**EXTRACTED MATERIAL**
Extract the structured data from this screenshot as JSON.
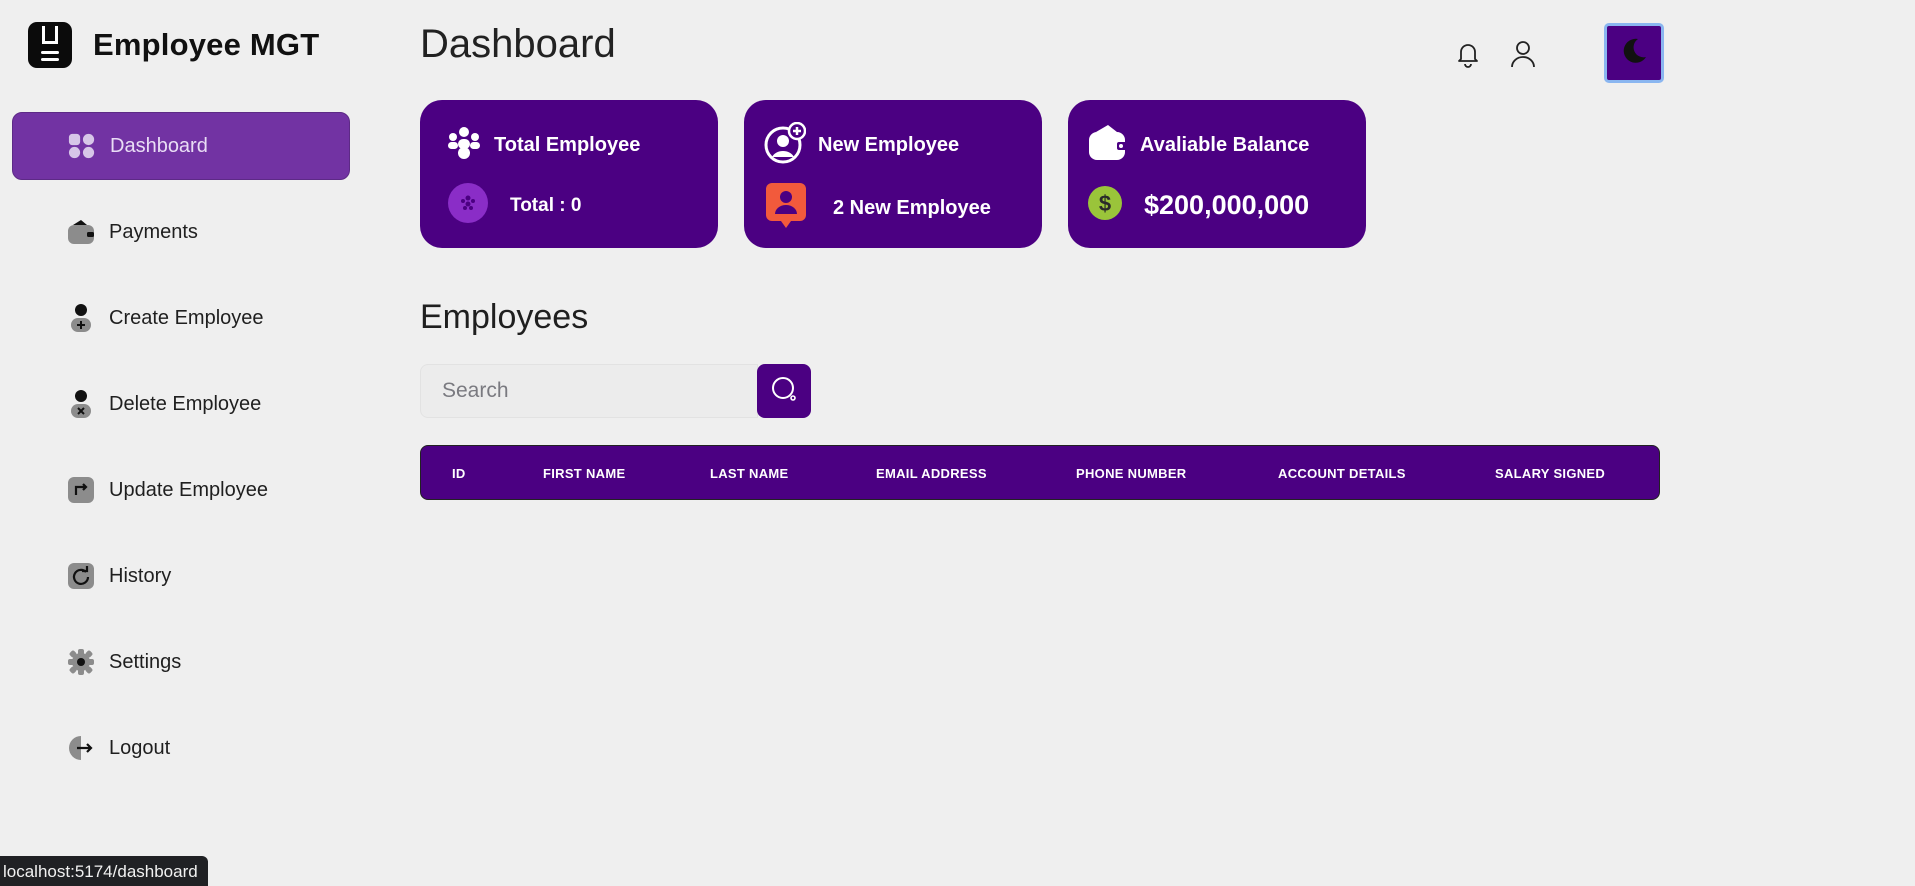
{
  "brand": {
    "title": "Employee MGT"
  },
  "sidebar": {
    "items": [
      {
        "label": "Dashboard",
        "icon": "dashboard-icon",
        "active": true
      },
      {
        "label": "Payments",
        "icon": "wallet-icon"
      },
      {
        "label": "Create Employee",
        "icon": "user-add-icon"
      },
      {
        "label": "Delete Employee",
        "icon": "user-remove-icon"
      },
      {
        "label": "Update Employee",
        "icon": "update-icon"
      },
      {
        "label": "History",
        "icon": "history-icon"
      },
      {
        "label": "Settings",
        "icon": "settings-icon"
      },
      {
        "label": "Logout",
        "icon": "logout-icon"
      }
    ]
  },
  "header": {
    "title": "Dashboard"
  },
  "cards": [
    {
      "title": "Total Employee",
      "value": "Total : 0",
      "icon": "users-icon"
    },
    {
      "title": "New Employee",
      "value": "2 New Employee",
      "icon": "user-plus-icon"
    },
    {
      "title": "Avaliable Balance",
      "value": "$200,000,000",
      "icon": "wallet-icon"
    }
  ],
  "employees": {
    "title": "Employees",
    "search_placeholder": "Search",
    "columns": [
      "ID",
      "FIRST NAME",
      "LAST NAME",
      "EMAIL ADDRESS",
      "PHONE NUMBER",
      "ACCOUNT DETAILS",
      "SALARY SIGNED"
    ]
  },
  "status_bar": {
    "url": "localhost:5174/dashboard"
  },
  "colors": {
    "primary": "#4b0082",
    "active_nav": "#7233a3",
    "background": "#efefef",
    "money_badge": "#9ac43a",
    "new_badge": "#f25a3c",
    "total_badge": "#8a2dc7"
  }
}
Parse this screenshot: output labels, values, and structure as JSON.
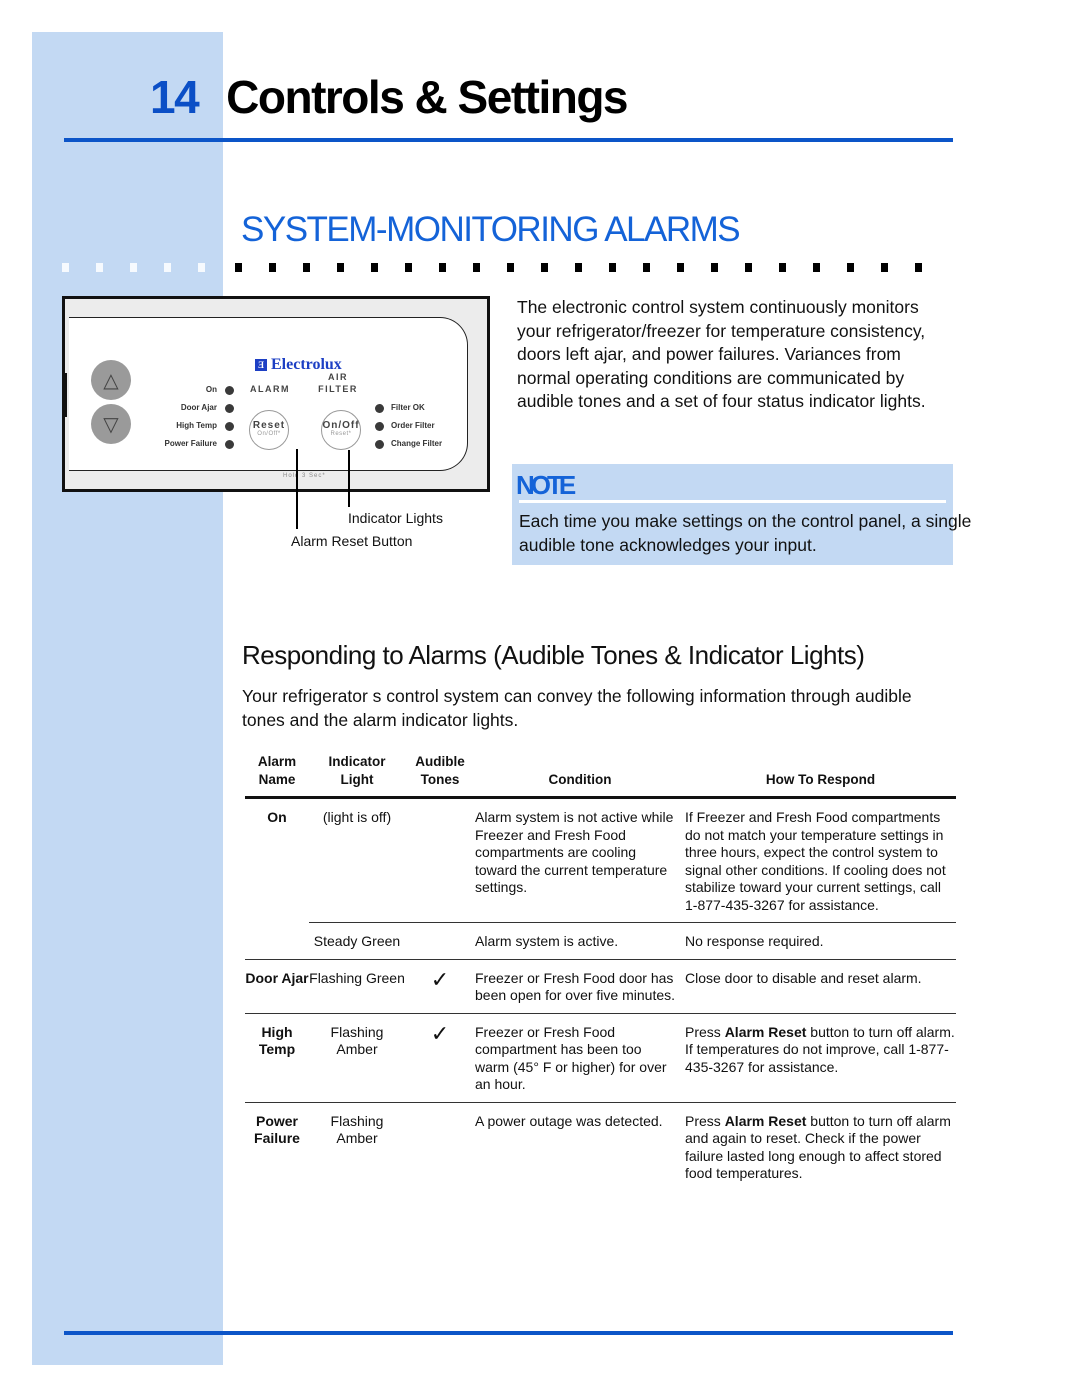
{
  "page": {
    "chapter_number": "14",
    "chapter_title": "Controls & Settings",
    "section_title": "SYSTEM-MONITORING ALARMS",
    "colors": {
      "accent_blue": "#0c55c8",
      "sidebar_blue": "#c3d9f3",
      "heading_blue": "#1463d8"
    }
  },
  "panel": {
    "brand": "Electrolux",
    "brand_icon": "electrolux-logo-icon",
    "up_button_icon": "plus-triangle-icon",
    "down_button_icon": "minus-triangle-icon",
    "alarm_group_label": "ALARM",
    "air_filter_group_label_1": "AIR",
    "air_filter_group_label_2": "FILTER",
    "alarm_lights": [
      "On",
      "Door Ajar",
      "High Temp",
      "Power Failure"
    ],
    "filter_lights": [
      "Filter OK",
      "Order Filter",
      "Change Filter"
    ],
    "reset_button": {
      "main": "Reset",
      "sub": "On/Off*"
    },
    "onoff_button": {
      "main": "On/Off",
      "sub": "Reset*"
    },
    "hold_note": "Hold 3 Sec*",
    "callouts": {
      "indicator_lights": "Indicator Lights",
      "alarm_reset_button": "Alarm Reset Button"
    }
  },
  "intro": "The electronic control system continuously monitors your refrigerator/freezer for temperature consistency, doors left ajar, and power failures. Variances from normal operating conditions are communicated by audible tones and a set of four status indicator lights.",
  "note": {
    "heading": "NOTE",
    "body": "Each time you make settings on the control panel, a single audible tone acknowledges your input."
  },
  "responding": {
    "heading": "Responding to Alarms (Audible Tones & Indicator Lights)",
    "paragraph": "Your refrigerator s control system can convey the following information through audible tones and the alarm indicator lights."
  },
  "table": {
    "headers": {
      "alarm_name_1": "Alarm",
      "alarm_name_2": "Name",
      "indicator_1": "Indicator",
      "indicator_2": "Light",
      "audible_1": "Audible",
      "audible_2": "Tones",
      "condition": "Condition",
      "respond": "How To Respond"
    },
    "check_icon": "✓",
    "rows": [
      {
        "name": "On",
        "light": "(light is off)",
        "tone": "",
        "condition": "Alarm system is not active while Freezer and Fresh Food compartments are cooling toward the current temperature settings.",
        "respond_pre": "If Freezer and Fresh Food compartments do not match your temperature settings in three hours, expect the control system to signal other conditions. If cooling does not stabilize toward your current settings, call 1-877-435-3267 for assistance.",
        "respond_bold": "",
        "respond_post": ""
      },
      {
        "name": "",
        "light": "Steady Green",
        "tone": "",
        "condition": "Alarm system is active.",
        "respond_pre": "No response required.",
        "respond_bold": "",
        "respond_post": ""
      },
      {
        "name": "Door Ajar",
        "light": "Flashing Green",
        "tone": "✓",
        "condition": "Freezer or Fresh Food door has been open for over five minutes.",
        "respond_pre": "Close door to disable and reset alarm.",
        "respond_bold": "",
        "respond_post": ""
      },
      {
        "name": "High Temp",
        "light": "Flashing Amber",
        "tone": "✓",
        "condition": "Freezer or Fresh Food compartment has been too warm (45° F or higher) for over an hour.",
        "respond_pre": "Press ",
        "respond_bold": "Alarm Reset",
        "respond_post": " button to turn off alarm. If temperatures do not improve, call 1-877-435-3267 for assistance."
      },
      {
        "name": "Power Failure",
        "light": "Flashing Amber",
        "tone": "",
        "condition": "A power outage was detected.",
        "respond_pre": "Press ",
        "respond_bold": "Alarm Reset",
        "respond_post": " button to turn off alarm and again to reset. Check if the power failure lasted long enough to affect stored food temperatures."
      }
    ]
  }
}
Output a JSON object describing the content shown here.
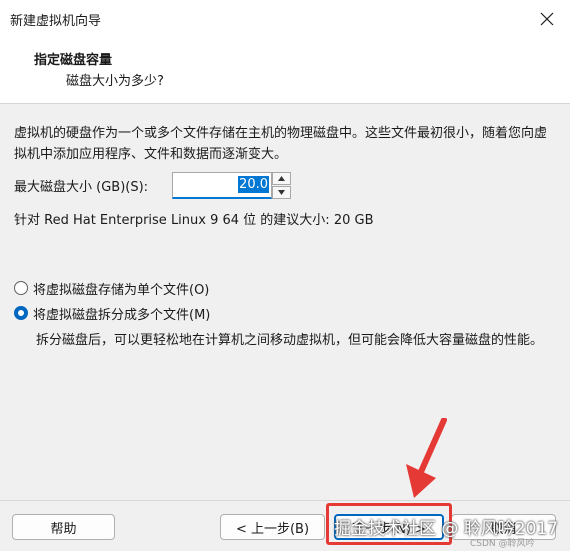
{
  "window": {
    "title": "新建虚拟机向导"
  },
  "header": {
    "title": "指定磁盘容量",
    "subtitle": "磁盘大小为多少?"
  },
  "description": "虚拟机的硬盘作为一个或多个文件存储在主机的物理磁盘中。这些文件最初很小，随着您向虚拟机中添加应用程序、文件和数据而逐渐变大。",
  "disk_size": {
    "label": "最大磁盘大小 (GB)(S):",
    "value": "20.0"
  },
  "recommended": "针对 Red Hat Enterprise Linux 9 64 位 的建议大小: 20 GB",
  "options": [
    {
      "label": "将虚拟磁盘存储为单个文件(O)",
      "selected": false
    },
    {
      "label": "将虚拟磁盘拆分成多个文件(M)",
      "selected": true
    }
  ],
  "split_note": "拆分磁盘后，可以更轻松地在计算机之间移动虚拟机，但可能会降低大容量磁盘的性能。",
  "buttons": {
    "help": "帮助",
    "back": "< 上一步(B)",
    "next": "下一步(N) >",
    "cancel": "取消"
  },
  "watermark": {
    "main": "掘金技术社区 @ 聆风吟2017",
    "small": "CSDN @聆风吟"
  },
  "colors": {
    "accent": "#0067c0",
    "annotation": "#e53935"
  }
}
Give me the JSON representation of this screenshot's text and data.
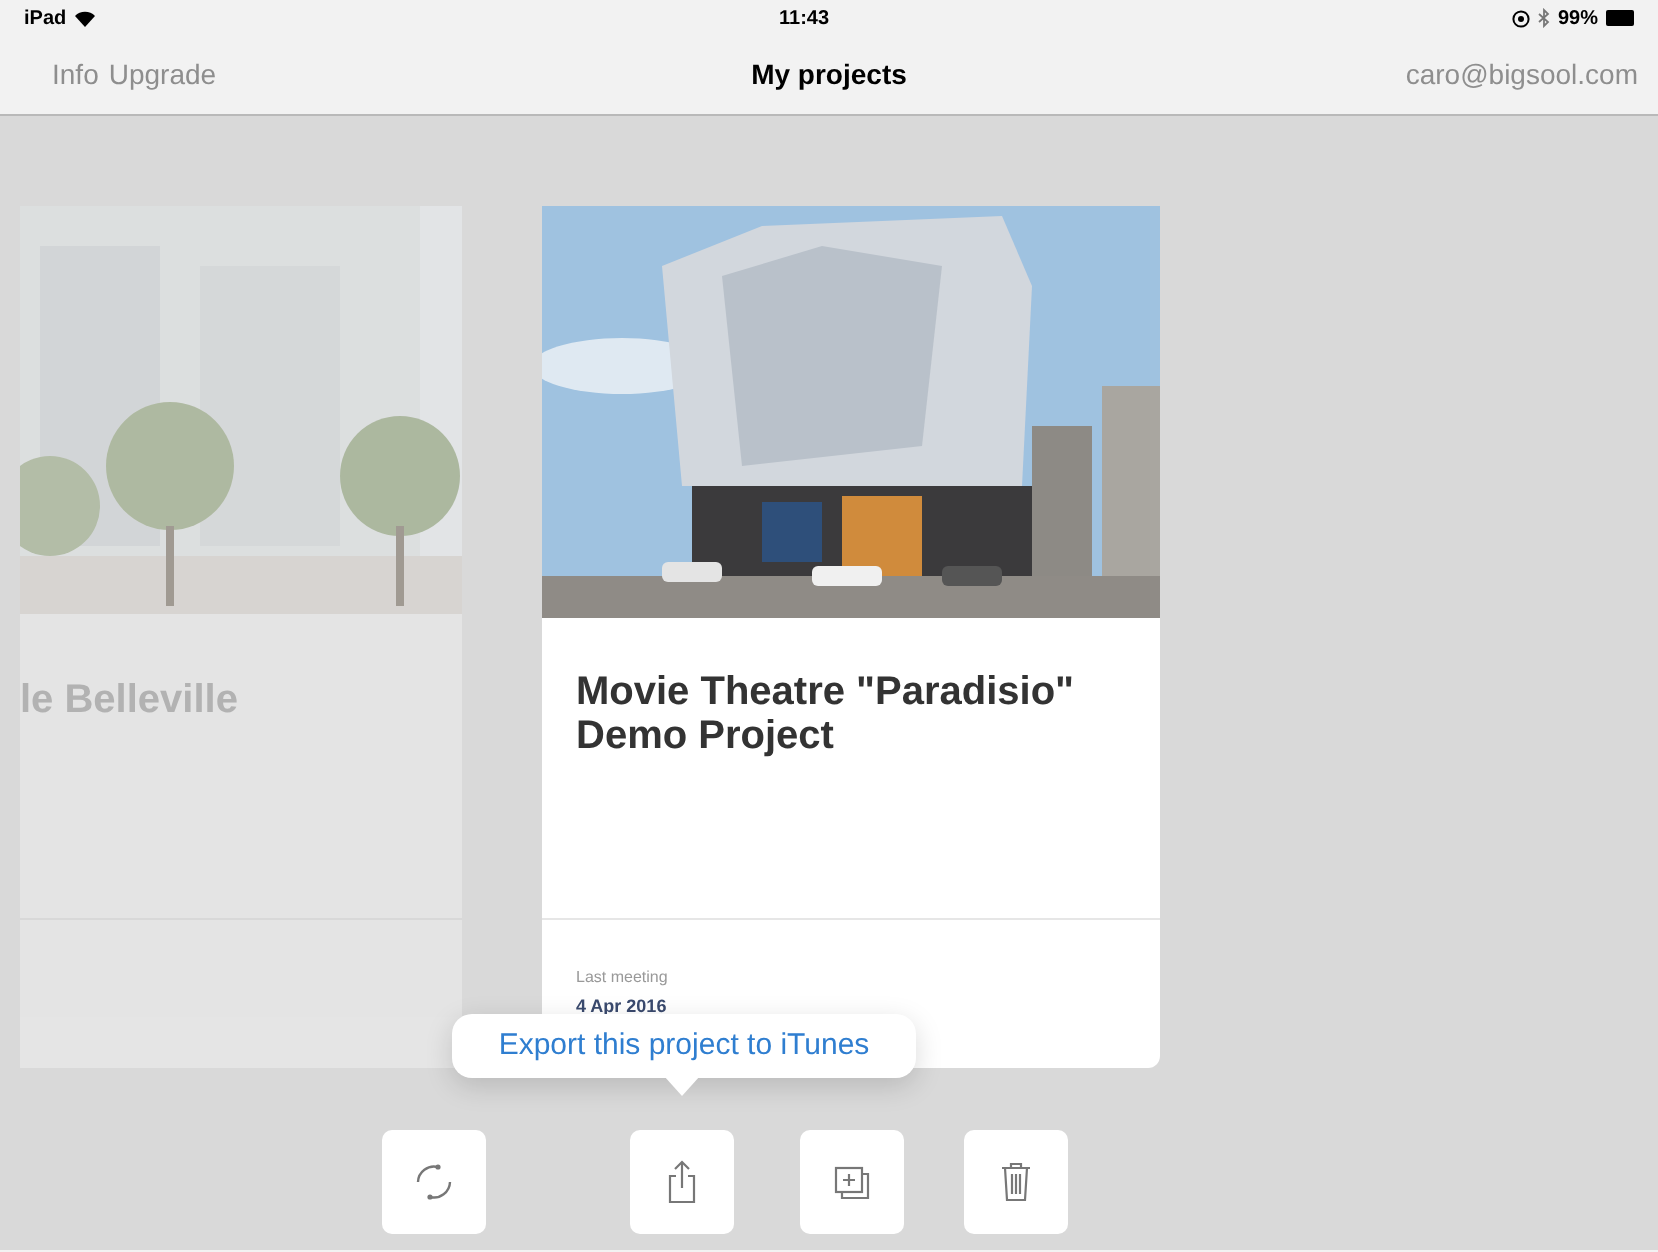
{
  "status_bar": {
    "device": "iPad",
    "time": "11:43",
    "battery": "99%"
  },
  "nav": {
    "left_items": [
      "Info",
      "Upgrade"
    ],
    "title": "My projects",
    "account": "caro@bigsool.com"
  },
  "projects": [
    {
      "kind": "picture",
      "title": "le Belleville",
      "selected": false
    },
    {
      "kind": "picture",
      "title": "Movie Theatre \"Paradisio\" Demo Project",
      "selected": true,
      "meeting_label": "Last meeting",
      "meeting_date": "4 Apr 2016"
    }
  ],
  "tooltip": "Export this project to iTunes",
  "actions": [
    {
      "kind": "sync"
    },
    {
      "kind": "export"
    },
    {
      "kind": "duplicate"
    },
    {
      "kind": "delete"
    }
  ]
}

**BRIEF**
Find the string "this" in the records, then copy each line where it occurs.

**THE ANSWER**
Extract the structured data from this screenshot as JSON.
Parse this screenshot: output labels, values, and structure as JSON.
Give me the JSON representation of this screenshot's text and data.
  "tooltip": "Export this project to iTunes",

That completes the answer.